#### INPUT DATA
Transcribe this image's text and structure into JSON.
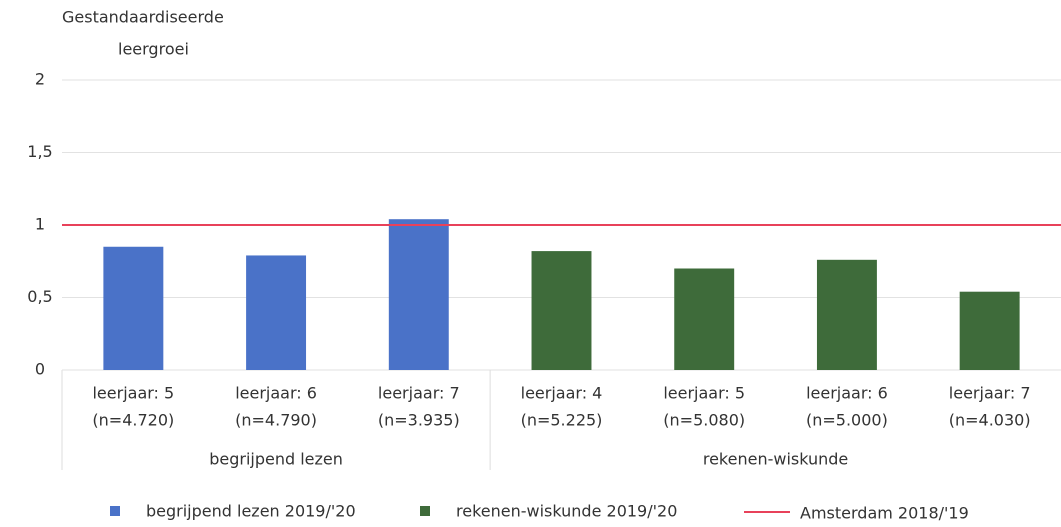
{
  "chart_data": {
    "type": "bar",
    "y_label": [
      "Gestandaardiseerde",
      "leergroei"
    ],
    "categories": [
      [
        "leerjaar: 5",
        "(n=4.720)"
      ],
      [
        "leerjaar: 6",
        "(n=4.790)"
      ],
      [
        "leerjaar: 7",
        "(n=3.935)"
      ],
      [
        "leerjaar: 4",
        "(n=5.225)"
      ],
      [
        "leerjaar: 5",
        "(n=5.080)"
      ],
      [
        "leerjaar: 6",
        "(n=5.000)"
      ],
      [
        "leerjaar: 7",
        "(n=4.030)"
      ]
    ],
    "group_labels": [
      "begrijpend lezen",
      "rekenen-wiskunde"
    ],
    "series": [
      {
        "name": "begrijpend lezen 2019/'20",
        "color": "#4a72c8",
        "values": [
          0.85,
          0.79,
          1.04,
          null,
          null,
          null,
          null
        ]
      },
      {
        "name": "rekenen-wiskunde 2019/'20",
        "color": "#3e6b3a",
        "values": [
          null,
          null,
          null,
          0.82,
          0.7,
          0.76,
          0.54
        ]
      }
    ],
    "reference_lines": [
      {
        "name": "Amsterdam 2018/'19",
        "value": 1,
        "color": "#e8415a"
      }
    ],
    "ylim": [
      0,
      2
    ],
    "yticks": [
      0,
      {
        "value": 0.5,
        "label": "0,5"
      },
      1,
      {
        "value": 1.5,
        "label": "1,5"
      },
      2
    ],
    "grid": true
  }
}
########
• [TASK DIRECTIONS]
Looking at the records above, work out how many lines include the string "wiskunde". Give the number and nothing else.

• [ANSWER FOR THIS EXERCISE]
2